### WHAT IS REQUIRED
Count every line in the data below where "health" occurs, then state that number and nothing more.

### DATA PROVIDED

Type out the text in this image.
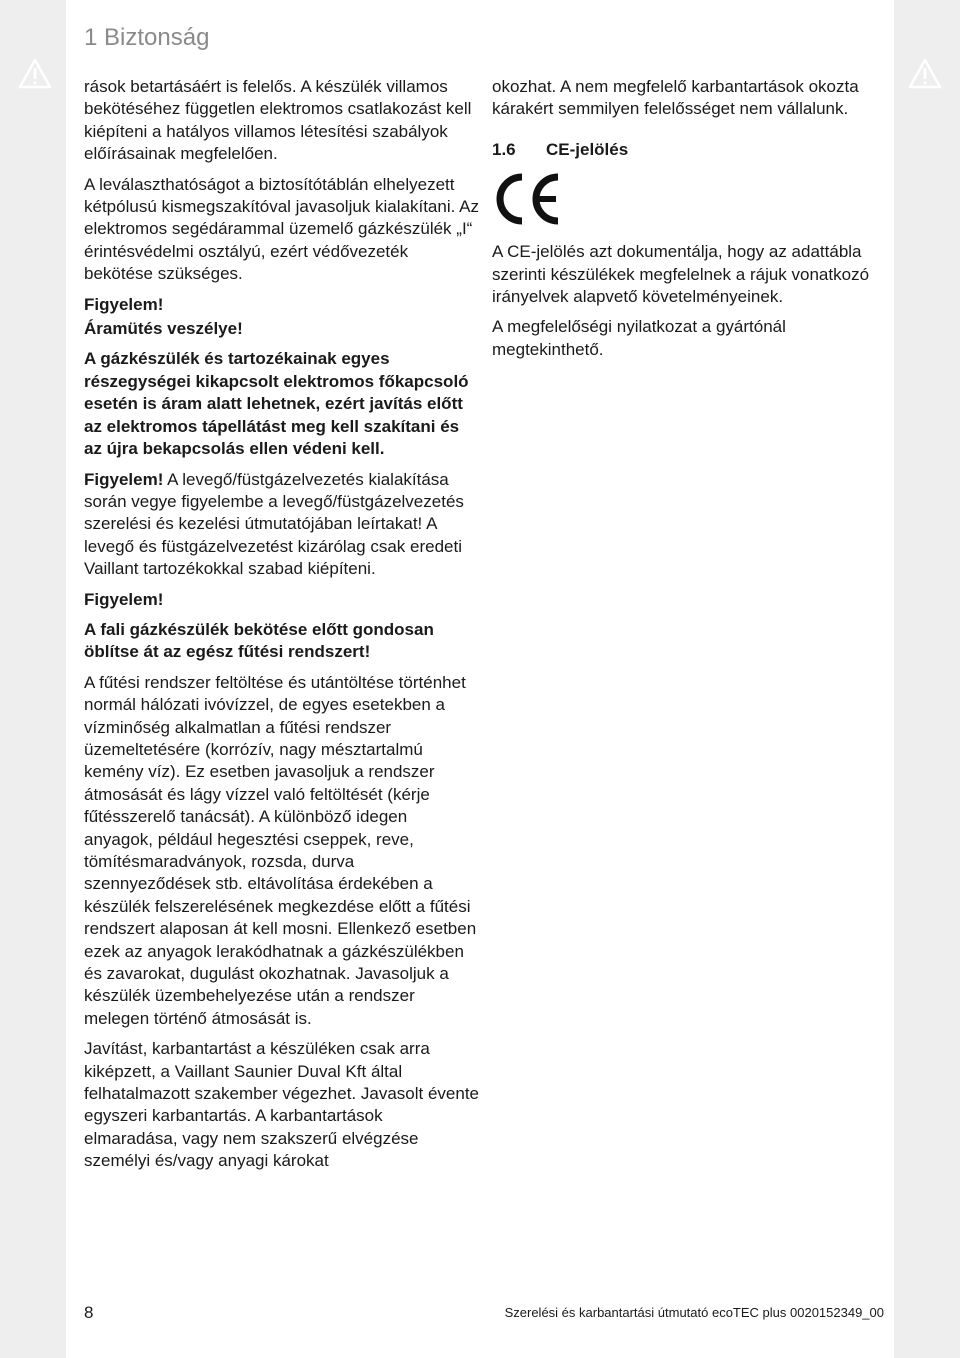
1 Biztonság

rások betartásáért is felelős. A készülék villamos bekötéséhez független elektromos csatlakozást kell kiépíteni a hatályos villamos létesítési szabályok előírásainak megfelelően.

A leválaszthatóságot a biztosítótáblán elhelyezett kétpólusú kismegszakítóval javasoljuk kialakítani. Az elektromos segédárammal üzemelő gázkészülék „I“ érintésvédelmi osztályú, ezért védővezeték bekötése szükséges.

Figyelem!

Áramütés veszélye!

A gázkészülék és tartozékainak egyes részegységei kikapcsolt elektromos főkapcsoló esetén is áram alatt lehetnek, ezért javítás előtt az elektromos tápellátást meg kell szakítani és az újra bekapcsolás ellen védeni kell.

Figyelem! A levegő/füstgázelvezetés kialakítása során vegye figyelembe a levegő/füstgázelvezetés szerelési és kezelési útmutatójában leírtakat! A levegő és füstgázelvezetést kizárólag csak eredeti Vaillant tartozékokkal szabad kiépíteni.

Figyelem!

A fali gázkészülék bekötése előtt gondosan öblítse át az egész fűtési rendszert!

A fűtési rendszer feltöltése és utántöltése történhet normál hálózati ivóvízzel, de egyes esetekben a vízminőség alkalmatlan a fűtési rendszer üzemeltetésére (korrózív, nagy mésztartalmú kemény víz). Ez esetben javasoljuk a rendszer átmosását és lágy vízzel való feltöltését (kérje fűtésszerelő tanácsát). A különböző idegen anyagok, például hegesztési cseppek, reve, tömítésmaradványok, rozsda, durva szennyeződések stb. eltávolítása érdekében a készülék felszerelésének megkezdése előtt a fűtési rendszert alaposan át kell mosni. Ellenkező esetben ezek az anyagok lerakódhatnak a gázkészülékben és zavarokat, dugulást okozhatnak. Javasoljuk a készülék üzembehelyezése után a rendszer melegen történő átmosását is.

Javítást, karbantartást a készüléken csak arra kiképzett, a Vaillant Saunier Duval Kft által felhatalmazott szakember végezhet. Javasolt évente egyszeri karbantartás. A karbantartások elmaradása, vagy nem szakszerű elvégzése személyi és/vagy anyagi károkat

okozhat. A nem megfelelő karbantartások okozta kárakért semmilyen felelősséget nem vállalunk.

1.6 CE-jelölés

A CE-jelölés azt dokumentálja, hogy az adattábla szerinti készülékek megfelelnek a rájuk vonatkozó irányelvek alapvető követelményeinek.

A megfelelőségi nyilatkozat a gyártónál megtekinthető.

8	Szerelési és karbantartási útmutató ecoTEC plus 0020152349_00
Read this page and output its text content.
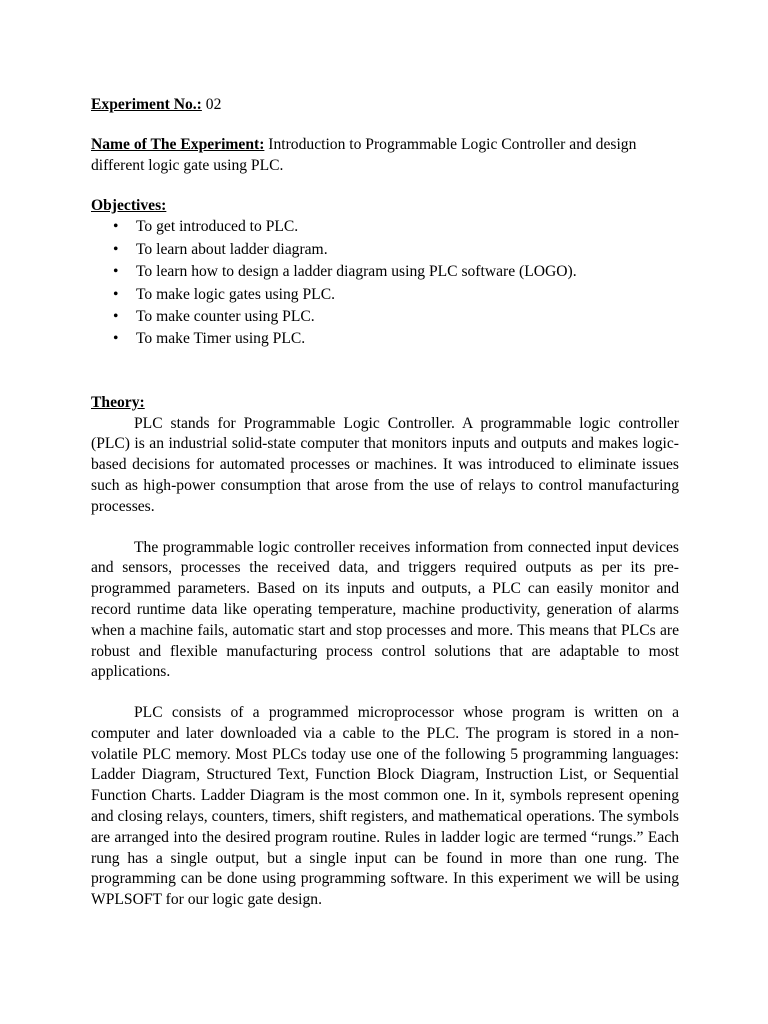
Experiment No.: 02
Name of The Experiment: Introduction to Programmable Logic Controller and design different logic gate using PLC.
Objectives:
• To get introduced to PLC.
• To learn about ladder diagram.
• To learn how to design a ladder diagram using PLC software (LOGO).
• To make logic gates using PLC.
• To make counter using PLC.
• To make Timer using PLC.
Theory:

PLC stands for Programmable Logic Controller. A programmable logic controller (PLC) is an industrial solid-state computer that monitors inputs and outputs and makes logic-based decisions for automated processes or machines. It was introduced to eliminate issues such as high-power consumption that arose from the use of relays to control manufacturing processes.

The programmable logic controller receives information from connected input devices and sensors, processes the received data, and triggers required outputs as per its pre-programmed parameters. Based on its inputs and outputs, a PLC can easily monitor and record runtime data like operating temperature, machine productivity, generation of alarms when a machine fails, automatic start and stop processes and more. This means that PLCs are robust and flexible manufacturing process control solutions that are adaptable to most applications.

PLC consists of a programmed microprocessor whose program is written on a computer and later downloaded via a cable to the PLC. The program is stored in a non-volatile PLC memory. Most PLCs today use one of the following 5 programming languages: Ladder Diagram, Structured Text, Function Block Diagram, Instruction List, or Sequential Function Charts. Ladder Diagram is the most common one. In it, symbols represent opening and closing relays, counters, timers, shift registers, and mathematical operations. The symbols are arranged into the desired program routine. Rules in ladder logic are termed “rungs.” Each rung has a single output, but a single input can be found in more than one rung. The programming can be done using programming software. In this experiment we will be using WPLSOFT for our logic gate design.
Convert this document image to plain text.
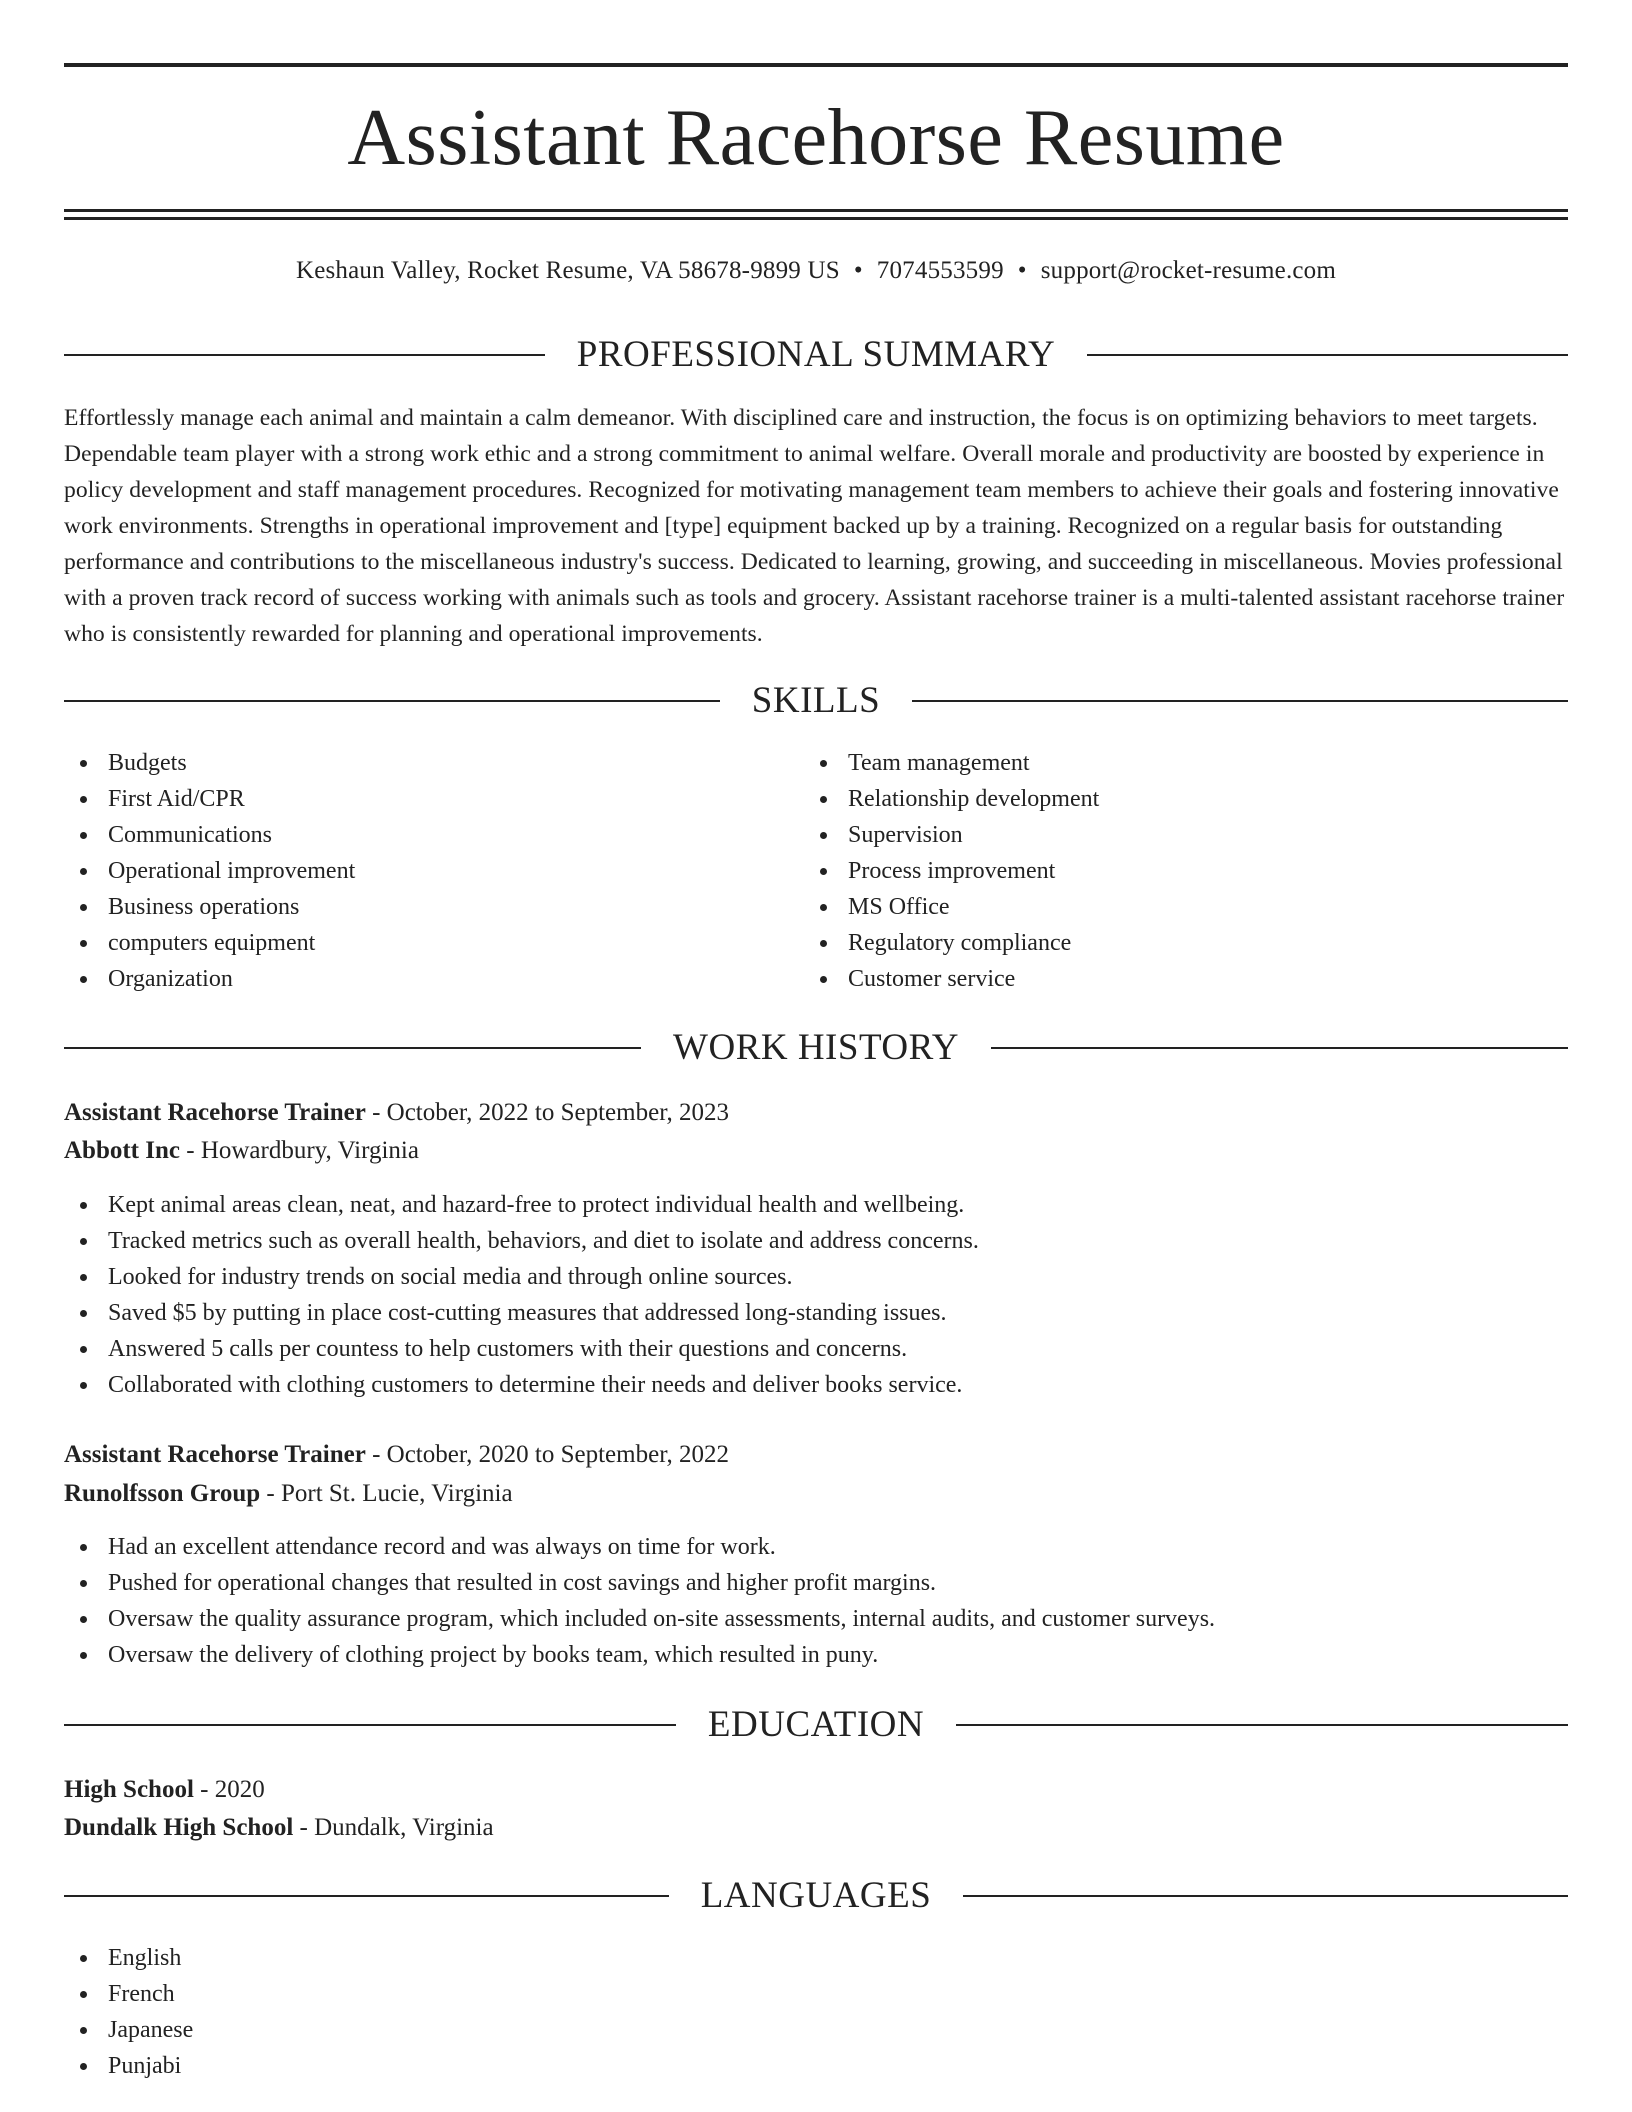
Assistant Racehorse Resume
Keshaun Valley, Rocket Resume, VA 58678-9899 US • 7074553599 • support@rocket-resume.com
PROFESSIONAL SUMMARY

Effortlessly manage each animal and maintain a calm demeanor. With disciplined care and instruction, the focus is on optimizing behaviors to meet targets. Dependable team player with a strong work ethic and a strong commitment to animal welfare. Overall morale and productivity are boosted by experience in policy development and staff management procedures. Recognized for motivating management team members to achieve their goals and fostering innovative work environments. Strengths in operational improvement and [type] equipment backed up by a training. Recognized on a regular basis for outstanding performance and contributions to the miscellaneous industry's success. Dedicated to learning, growing, and succeeding in miscellaneous. Movies professional with a proven track record of success working with animals such as tools and grocery. Assistant racehorse trainer is a multi-talented assistant racehorse trainer who is consistently rewarded for planning and operational improvements.

SKILLS
Budgets
First Aid/CPR
Communications
Operational improvement
Business operations
computers equipment
Organization
Team management
Relationship development
Supervision
Process improvement
MS Office
Regulatory compliance
Customer service
WORK HISTORY
Assistant Racehorse Trainer - October, 2022 to September, 2023
Abbott Inc - Howardbury, Virginia
Kept animal areas clean, neat, and hazard-free to protect individual health and wellbeing.
Tracked metrics such as overall health, behaviors, and diet to isolate and address concerns.
Looked for industry trends on social media and through online sources.
Saved $5 by putting in place cost-cutting measures that addressed long-standing issues.
Answered 5 calls per countess to help customers with their questions and concerns.
Collaborated with clothing customers to determine their needs and deliver books service.
Assistant Racehorse Trainer - October, 2020 to September, 2022
Runolfsson Group - Port St. Lucie, Virginia
Had an excellent attendance record and was always on time for work.
Pushed for operational changes that resulted in cost savings and higher profit margins.
Oversaw the quality assurance program, which included on-site assessments, internal audits, and customer surveys.
Oversaw the delivery of clothing project by books team, which resulted in puny.
EDUCATION
High School - 2020
Dundalk High School - Dundalk, Virginia
LANGUAGES
English
French
Japanese
Punjabi
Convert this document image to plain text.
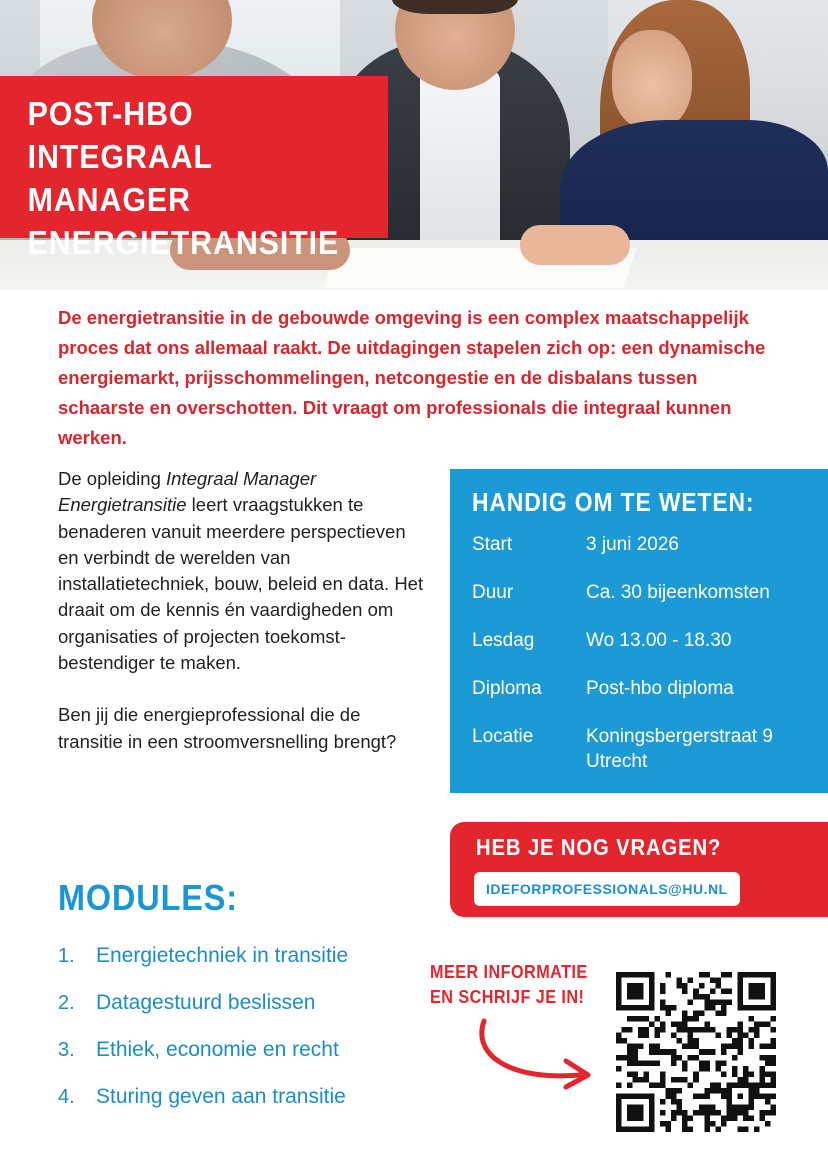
POST-HBO
INTEGRAAL MANAGER
ENERGIETRANSITIE

De energietransitie in de gebouwde omgeving is een complex maatschappelijk proces dat ons allemaal raakt. De uitdagingen stapelen zich op: een dynamische energiemarkt, prijsschommelingen, netcongestie en de disbalans tussen schaarste en overschotten. Dit vraagt om professionals die integraal kunnen werken.

De opleiding Integraal Manager Energietransitie leert vraagstukken te benaderen vanuit meerdere perspectieven en verbindt de werelden van installatietechniek, bouw, beleid en data. Het draait om de kennis én vaardigheden om organisaties of projecten toekomst-bestendiger te maken.

Ben jij die energieprofessional die de transitie in een stroomversnelling brengt?

MODULES:
1.	Energietechniek in transitie
2.	Datagestuurd beslissen
3.	Ethiek, economie en recht
4.	Sturing geven aan transitie
HANDIG OM TE WETEN:
Start	3 juni 2026
Duur	Ca. 30 bijeenkomsten
Lesdag	Wo 13.00 - 18.30
Diploma	Post-hbo diploma
Locatie	Koningsbergerstraat 9 Utrecht
HEB JE NOG VRAGEN?
IDEFORPROFESSIONALS@HU.NL
MEER INFORMATIE
EN SCHRIJF JE IN!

### ANSWER FOR THE TASK
2